# [TO DO]
Determine the number of lines where "SRMTID" occurs and reply with that number by itself.

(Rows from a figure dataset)
╭──
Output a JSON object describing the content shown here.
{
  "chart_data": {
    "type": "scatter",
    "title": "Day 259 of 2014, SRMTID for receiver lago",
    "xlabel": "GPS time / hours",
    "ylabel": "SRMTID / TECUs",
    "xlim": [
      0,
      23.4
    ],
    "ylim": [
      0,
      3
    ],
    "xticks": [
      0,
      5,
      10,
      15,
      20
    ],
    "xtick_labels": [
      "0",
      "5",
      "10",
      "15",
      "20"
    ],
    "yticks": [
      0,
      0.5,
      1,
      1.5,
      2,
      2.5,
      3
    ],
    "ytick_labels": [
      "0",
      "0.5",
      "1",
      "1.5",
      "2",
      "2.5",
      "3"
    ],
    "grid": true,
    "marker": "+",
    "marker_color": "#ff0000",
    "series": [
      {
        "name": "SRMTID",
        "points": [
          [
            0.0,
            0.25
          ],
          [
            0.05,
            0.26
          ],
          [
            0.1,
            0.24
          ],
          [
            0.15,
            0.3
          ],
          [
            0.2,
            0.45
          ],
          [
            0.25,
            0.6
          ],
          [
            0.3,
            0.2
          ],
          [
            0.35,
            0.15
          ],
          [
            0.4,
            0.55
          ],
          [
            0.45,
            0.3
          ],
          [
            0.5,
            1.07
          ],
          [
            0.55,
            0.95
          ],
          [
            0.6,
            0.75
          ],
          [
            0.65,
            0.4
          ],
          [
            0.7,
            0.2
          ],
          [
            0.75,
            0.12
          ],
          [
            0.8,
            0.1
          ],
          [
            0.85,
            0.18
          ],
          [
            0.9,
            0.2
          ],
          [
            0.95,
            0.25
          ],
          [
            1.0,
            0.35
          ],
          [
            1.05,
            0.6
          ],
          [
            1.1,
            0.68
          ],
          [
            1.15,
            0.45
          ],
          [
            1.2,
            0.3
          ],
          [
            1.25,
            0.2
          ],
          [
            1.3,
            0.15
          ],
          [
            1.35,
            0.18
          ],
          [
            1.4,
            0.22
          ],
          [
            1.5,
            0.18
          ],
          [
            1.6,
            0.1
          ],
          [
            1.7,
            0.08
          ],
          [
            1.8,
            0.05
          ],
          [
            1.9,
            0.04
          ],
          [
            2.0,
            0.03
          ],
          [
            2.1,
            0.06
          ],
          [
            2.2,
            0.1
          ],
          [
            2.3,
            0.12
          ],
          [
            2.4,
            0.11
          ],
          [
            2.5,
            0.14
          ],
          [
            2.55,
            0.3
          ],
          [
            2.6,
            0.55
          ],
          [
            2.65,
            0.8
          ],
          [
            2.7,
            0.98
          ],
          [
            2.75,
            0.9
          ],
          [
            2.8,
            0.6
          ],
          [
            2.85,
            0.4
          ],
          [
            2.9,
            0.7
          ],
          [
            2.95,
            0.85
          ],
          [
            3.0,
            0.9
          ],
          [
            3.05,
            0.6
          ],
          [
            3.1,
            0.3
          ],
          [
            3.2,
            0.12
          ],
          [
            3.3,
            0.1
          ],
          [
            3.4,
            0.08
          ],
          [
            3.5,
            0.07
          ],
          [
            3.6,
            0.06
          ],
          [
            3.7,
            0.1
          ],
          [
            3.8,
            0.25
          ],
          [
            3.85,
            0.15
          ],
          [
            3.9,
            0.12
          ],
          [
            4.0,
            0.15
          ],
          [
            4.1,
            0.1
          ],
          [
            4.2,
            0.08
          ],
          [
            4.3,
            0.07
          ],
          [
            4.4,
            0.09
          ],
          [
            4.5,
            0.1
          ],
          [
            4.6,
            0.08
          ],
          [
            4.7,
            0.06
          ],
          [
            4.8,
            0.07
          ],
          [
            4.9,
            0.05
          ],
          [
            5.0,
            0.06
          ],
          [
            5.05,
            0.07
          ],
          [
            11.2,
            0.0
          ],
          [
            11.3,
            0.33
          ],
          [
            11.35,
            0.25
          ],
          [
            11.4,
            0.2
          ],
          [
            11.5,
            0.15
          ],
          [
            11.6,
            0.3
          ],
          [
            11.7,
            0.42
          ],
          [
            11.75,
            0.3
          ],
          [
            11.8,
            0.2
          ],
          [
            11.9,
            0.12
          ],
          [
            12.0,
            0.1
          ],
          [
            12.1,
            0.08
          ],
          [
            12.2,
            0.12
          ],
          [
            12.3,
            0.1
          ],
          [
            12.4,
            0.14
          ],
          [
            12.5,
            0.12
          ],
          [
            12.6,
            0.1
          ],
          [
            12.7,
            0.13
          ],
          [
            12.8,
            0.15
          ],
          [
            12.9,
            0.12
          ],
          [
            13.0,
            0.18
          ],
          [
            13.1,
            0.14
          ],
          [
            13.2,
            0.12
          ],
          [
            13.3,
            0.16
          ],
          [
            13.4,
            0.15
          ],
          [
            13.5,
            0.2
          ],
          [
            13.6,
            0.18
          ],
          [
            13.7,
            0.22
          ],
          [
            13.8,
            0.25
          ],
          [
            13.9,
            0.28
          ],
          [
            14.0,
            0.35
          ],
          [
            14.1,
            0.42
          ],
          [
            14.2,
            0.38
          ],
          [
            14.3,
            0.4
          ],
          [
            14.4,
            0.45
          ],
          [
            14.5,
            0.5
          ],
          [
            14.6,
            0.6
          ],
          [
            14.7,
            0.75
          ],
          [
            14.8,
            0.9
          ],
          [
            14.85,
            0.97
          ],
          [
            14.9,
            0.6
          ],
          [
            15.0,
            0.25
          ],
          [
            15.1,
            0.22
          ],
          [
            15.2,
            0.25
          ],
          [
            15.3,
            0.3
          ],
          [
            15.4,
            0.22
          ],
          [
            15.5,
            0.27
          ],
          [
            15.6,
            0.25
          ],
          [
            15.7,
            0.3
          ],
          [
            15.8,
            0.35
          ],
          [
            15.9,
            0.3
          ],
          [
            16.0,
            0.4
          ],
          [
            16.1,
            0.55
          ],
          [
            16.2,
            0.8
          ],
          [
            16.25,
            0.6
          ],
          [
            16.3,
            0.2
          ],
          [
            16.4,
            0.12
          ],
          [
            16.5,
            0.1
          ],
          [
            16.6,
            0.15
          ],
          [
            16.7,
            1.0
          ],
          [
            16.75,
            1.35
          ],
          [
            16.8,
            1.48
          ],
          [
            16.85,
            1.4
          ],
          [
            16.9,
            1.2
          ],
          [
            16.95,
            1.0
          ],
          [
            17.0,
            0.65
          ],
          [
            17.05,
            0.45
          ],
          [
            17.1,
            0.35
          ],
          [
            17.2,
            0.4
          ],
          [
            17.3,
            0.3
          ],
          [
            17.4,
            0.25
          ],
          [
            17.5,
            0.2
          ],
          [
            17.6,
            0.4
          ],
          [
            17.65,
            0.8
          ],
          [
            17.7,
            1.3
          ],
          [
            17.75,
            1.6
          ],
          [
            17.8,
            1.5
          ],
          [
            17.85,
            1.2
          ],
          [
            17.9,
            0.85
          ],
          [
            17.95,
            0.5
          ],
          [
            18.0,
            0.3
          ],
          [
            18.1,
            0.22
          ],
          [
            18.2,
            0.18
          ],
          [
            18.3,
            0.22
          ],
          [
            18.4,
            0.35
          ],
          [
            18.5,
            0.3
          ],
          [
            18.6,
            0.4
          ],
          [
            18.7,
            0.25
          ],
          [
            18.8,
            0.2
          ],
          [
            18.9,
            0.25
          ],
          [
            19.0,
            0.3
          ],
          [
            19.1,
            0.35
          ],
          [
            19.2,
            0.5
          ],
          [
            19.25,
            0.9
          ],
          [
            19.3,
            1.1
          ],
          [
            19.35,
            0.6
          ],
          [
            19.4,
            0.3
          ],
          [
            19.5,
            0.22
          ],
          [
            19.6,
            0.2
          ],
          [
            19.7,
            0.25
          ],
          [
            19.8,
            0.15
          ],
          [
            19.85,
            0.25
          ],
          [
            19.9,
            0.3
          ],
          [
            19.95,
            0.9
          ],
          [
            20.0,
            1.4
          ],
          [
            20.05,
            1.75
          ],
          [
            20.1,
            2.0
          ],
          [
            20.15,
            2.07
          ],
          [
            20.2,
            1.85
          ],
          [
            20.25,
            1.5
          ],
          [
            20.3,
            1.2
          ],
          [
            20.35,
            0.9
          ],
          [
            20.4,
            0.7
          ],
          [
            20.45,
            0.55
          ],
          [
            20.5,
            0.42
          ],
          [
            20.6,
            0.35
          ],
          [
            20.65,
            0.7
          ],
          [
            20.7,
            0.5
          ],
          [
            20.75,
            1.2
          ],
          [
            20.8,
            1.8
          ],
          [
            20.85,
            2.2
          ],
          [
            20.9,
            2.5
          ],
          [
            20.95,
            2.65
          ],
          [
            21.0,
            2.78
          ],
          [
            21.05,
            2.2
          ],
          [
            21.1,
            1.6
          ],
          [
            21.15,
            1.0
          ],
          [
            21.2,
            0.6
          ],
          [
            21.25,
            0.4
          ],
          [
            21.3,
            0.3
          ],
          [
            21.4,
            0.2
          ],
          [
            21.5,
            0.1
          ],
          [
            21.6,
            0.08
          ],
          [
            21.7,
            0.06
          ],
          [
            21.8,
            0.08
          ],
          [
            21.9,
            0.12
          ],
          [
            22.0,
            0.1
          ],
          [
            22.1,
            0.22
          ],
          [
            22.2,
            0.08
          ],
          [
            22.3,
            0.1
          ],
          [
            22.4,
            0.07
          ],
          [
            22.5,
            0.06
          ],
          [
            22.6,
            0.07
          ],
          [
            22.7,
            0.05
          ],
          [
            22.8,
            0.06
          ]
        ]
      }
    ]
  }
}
╰──
# [THE COMPLETED TASK]
3